_Task data:_
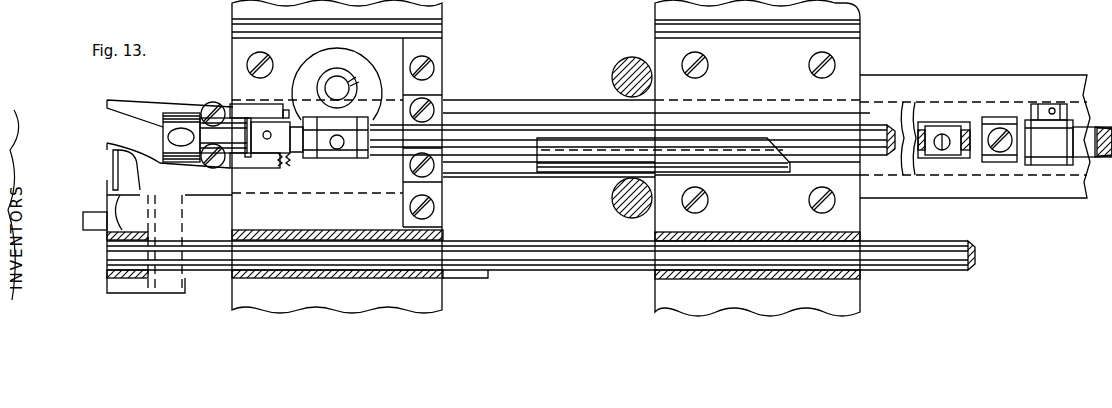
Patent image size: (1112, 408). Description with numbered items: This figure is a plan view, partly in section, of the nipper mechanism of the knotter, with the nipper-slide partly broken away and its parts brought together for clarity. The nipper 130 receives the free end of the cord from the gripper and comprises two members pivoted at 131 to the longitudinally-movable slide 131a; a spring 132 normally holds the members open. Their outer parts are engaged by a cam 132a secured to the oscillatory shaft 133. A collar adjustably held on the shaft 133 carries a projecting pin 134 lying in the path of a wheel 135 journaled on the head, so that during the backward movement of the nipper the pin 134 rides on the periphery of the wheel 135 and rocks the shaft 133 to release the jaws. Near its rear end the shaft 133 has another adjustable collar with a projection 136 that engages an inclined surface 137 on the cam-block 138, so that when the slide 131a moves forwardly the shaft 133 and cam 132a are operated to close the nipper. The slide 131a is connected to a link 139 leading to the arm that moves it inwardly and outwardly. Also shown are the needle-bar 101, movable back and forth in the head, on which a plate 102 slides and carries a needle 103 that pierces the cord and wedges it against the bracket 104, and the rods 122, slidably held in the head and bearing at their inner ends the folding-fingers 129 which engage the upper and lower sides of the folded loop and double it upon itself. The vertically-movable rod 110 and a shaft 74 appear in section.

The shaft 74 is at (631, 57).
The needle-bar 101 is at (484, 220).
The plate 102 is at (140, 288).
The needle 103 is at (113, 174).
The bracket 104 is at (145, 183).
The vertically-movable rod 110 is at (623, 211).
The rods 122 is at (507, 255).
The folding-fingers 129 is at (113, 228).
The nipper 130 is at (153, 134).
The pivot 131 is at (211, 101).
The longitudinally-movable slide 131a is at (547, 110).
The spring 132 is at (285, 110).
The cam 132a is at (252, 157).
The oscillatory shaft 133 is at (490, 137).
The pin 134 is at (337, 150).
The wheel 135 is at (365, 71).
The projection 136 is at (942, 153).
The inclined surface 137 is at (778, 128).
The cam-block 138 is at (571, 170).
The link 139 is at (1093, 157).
* * *
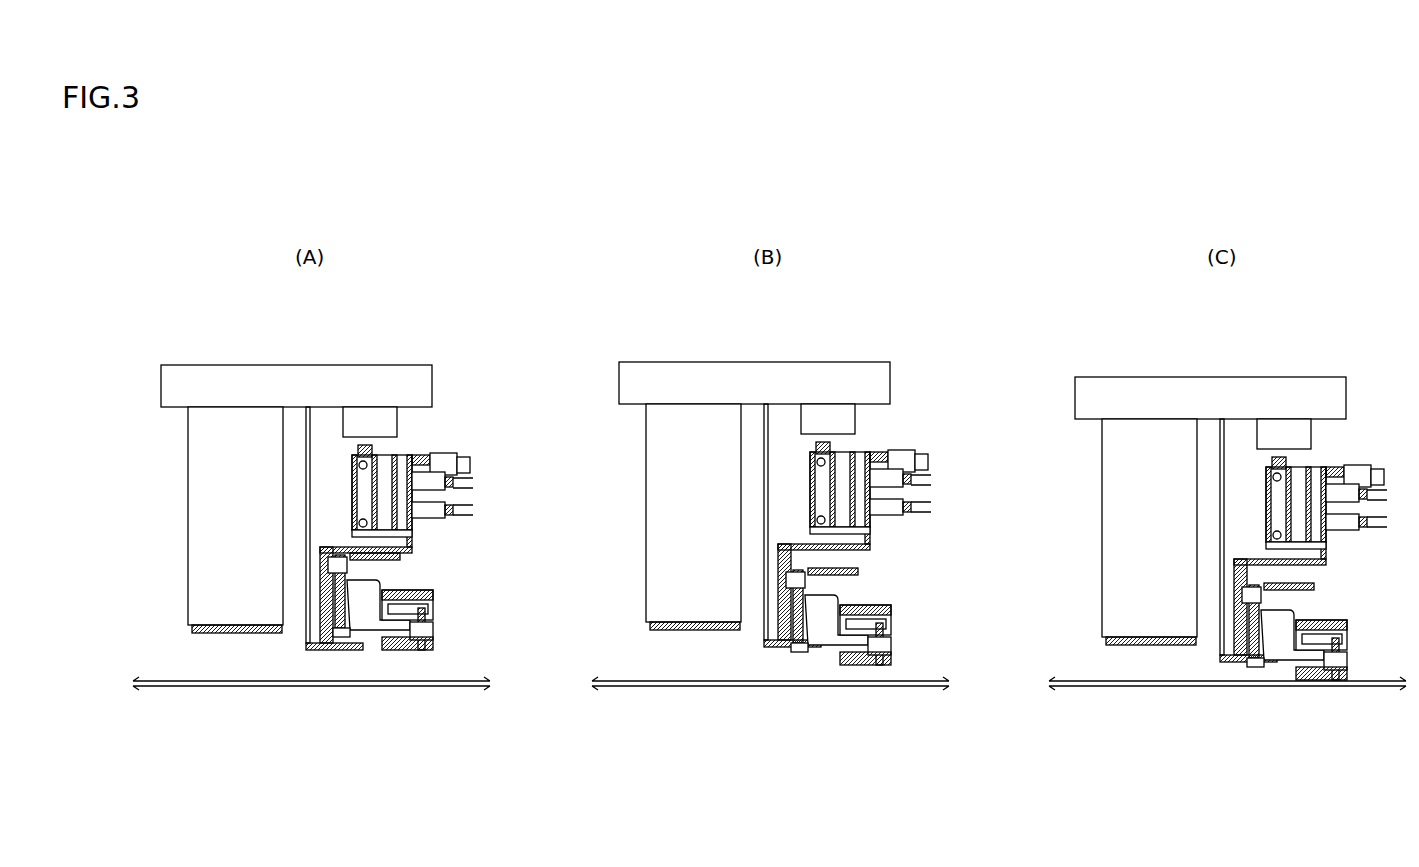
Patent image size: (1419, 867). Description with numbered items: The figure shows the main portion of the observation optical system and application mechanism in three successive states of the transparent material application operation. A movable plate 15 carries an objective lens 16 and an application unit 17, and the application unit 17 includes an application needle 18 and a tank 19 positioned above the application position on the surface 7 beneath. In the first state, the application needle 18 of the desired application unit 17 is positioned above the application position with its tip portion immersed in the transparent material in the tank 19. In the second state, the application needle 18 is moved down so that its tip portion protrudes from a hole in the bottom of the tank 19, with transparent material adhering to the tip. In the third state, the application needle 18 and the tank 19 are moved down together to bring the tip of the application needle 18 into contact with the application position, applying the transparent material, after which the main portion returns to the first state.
---
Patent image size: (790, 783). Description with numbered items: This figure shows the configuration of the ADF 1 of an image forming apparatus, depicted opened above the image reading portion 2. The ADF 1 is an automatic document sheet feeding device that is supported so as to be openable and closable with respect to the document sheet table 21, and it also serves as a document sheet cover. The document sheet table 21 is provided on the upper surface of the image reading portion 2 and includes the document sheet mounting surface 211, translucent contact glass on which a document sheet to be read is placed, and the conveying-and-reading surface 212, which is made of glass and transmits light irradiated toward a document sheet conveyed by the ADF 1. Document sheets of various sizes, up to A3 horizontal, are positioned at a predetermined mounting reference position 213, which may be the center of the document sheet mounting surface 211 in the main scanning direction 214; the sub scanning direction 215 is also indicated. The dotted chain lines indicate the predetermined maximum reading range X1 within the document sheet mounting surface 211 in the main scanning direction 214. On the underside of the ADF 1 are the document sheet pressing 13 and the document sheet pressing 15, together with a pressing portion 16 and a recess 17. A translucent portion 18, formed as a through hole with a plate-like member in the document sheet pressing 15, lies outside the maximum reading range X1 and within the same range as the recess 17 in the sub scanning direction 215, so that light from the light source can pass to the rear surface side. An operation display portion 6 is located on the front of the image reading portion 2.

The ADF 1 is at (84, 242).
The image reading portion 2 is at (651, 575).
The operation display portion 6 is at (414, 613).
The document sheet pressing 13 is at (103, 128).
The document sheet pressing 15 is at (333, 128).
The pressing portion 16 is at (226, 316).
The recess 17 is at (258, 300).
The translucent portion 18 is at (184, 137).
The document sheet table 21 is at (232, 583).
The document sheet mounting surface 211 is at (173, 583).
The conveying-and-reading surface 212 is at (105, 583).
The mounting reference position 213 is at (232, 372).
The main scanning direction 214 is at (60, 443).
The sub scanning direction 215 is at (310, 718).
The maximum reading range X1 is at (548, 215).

_Problem requirements:_
Copy the material verbatim from the line containing "Patent image size: (790, 783)." through the line containing "The recess 17 is at (258, 300).", including both of those lines.

_Solution for this exercise:_
Patent image size: (790, 783). Description with numbered items: This figure shows the configuration of the ADF 1 of an image forming apparatus, depicted opened above the image reading portion 2. The ADF 1 is an automatic document sheet feeding device that is supported so as to be openable and closable with respect to the document sheet table 21, and it also serves as a document sheet cover. The document sheet table 21 is provided on the upper surface of the image reading portion 2 and includes the document sheet mounting surface 211, translucent contact glass on which a document sheet to be read is placed, and the conveying-and-reading surface 212, which is made of glass and transmits light irradiated toward a document sheet conveyed by the ADF 1. Document sheets of various sizes, up to A3 horizontal, are positioned at a predetermined mounting reference position 213, which may be the center of the document sheet mounting surface 211 in the main scanning direction 214; the sub scanning direction 215 is also indicated. The dotted chain lines indicate the predetermined maximum reading range X1 within the document sheet mounting surface 211 in the main scanning direction 214. On the underside of the ADF 1 are the document sheet pressing 13 and the document sheet pressing 15, together with a pressing portion 16 and a recess 17. A translucent portion 18, formed as a through hole with a plate-like member in the document sheet pressing 15, lies outside the maximum reading range X1 and within the same range as the recess 17 in the sub scanning direction 215, so that light from the light source can pass to the rear surface side. An operation display portion 6 is located on the front of the image reading portion 2.

The ADF 1 is at (84, 242).
The image reading portion 2 is at (651, 575).
The operation display portion 6 is at (414, 613).
The document sheet pressing 13 is at (103, 128).
The document sheet pressing 15 is at (333, 128).
The pressing portion 16 is at (226, 316).
The recess 17 is at (258, 300).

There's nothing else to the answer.